* BEGIN Dataset extract *

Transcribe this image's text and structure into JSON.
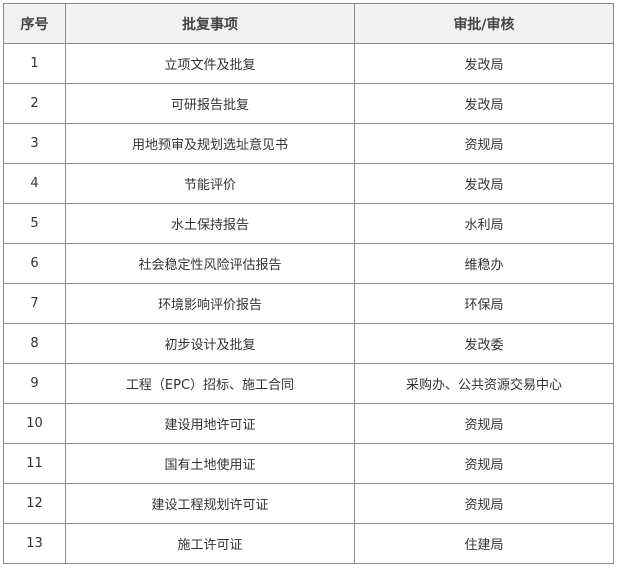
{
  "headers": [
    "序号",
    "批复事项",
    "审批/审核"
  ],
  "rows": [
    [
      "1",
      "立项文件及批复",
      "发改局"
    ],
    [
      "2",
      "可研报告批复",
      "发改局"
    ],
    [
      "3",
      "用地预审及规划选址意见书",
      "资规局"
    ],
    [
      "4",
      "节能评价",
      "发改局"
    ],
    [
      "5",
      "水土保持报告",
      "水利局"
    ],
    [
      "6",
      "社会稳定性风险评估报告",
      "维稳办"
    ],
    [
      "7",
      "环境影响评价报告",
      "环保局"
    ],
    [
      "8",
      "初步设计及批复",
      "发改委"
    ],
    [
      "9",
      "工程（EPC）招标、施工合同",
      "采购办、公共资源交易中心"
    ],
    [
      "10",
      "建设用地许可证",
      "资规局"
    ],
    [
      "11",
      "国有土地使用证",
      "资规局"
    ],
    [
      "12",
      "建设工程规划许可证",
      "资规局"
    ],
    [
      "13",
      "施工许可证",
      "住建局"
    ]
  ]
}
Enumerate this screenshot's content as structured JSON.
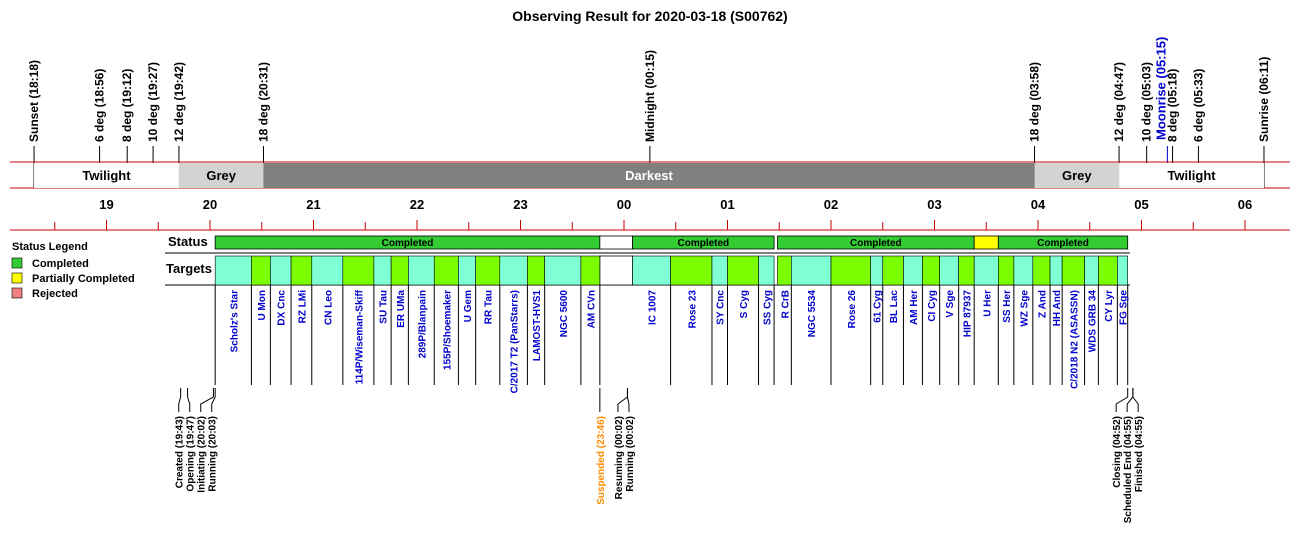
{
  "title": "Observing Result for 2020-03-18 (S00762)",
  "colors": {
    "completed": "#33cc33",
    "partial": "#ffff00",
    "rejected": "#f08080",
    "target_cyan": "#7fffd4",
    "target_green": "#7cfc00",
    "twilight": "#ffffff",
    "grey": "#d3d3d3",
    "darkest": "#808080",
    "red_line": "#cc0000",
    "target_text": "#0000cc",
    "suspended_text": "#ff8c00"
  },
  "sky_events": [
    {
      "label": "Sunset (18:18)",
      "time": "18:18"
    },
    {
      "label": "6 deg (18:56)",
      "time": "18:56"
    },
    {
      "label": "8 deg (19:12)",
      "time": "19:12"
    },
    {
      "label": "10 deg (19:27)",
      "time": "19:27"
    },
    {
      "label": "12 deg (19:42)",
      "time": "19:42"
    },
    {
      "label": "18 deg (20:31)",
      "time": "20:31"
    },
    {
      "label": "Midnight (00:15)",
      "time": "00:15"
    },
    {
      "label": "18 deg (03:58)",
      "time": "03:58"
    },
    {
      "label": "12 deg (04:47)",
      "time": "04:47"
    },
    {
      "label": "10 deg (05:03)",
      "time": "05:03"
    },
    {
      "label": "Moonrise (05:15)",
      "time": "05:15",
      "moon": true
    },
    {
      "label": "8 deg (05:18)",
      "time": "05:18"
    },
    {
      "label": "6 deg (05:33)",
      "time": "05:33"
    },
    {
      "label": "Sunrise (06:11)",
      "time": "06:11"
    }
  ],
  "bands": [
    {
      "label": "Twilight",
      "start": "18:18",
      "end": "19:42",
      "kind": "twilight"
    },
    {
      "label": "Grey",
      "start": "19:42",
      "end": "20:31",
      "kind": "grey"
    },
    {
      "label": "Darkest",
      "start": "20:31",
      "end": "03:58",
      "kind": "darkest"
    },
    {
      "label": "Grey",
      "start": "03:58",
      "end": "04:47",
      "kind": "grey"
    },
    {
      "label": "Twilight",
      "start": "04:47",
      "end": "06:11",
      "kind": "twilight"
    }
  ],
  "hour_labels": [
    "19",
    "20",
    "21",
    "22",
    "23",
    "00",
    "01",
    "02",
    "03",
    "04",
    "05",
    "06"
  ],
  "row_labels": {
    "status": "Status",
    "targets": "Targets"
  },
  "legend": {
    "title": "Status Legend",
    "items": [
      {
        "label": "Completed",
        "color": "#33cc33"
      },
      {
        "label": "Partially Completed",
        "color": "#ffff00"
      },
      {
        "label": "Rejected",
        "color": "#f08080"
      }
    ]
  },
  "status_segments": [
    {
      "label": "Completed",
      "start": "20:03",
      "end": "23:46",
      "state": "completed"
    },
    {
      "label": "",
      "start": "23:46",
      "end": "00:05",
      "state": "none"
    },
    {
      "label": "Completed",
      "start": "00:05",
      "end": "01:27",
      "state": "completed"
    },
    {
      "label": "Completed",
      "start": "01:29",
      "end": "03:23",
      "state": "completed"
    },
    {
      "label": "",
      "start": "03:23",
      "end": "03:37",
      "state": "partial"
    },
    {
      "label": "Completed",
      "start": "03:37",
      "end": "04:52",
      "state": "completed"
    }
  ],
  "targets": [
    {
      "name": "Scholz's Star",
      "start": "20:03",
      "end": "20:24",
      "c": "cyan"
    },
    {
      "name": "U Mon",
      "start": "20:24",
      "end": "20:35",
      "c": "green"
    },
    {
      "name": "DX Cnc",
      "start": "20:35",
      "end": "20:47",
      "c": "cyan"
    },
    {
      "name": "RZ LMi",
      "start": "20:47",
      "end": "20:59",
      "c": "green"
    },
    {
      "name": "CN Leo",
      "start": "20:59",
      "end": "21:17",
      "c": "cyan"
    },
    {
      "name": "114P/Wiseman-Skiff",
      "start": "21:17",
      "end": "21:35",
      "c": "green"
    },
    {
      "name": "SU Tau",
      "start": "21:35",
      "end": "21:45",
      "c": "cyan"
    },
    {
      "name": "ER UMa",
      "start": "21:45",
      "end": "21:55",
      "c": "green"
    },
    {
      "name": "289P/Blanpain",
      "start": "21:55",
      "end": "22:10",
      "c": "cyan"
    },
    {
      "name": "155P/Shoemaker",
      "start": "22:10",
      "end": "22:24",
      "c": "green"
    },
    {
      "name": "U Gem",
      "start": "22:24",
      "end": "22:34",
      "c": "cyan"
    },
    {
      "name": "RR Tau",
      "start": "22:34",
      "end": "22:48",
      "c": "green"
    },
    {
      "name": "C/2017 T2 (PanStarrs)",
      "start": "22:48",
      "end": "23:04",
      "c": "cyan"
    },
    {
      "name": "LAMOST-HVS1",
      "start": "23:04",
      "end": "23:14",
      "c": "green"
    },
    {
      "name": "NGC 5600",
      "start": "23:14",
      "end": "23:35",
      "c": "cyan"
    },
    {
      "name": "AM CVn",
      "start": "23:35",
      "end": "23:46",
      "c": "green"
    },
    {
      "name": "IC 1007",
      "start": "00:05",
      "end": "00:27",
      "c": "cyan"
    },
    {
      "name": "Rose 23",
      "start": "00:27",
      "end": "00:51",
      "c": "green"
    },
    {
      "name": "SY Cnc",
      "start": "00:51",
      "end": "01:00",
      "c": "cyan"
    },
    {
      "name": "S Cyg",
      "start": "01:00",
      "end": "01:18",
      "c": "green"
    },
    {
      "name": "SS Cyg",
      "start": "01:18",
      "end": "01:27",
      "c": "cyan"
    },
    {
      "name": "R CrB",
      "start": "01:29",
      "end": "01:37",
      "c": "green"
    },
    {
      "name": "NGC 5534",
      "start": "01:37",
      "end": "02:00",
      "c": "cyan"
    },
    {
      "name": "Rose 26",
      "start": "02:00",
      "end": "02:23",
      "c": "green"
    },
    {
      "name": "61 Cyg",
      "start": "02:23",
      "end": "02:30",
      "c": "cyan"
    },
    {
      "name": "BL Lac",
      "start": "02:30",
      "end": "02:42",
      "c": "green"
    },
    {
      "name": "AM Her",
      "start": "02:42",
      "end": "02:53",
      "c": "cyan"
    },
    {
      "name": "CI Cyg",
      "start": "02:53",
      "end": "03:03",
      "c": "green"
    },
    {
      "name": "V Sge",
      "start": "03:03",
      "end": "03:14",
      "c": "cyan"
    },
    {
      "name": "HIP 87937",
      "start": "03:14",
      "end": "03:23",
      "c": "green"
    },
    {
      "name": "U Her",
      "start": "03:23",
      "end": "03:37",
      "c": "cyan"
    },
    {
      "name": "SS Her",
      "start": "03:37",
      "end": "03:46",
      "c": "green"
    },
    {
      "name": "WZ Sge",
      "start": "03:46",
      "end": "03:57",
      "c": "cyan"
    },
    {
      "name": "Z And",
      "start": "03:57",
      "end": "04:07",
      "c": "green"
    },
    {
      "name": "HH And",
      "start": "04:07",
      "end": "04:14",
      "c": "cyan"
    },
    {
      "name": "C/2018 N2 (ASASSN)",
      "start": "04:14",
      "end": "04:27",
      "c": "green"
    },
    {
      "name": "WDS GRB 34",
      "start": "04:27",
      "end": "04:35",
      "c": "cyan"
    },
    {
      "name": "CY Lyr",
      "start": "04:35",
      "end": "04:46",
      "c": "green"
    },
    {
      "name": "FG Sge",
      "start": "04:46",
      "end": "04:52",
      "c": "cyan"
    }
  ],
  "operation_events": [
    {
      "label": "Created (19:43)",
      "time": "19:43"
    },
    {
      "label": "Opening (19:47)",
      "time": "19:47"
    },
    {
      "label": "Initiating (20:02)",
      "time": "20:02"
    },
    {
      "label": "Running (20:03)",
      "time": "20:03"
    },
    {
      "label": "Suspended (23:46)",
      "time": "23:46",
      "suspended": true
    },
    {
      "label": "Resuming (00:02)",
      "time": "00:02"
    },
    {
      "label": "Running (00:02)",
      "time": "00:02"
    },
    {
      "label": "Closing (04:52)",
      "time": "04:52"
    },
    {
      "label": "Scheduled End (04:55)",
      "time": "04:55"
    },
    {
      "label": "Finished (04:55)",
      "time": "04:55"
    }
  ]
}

* END Dataset extract *

## What you have to do
Copy each line holding the word "this" from the listing above.

## Exercise response
Transcribe this image's text and structure into JSON.
Enumerate this screenshot's content as structured JSON.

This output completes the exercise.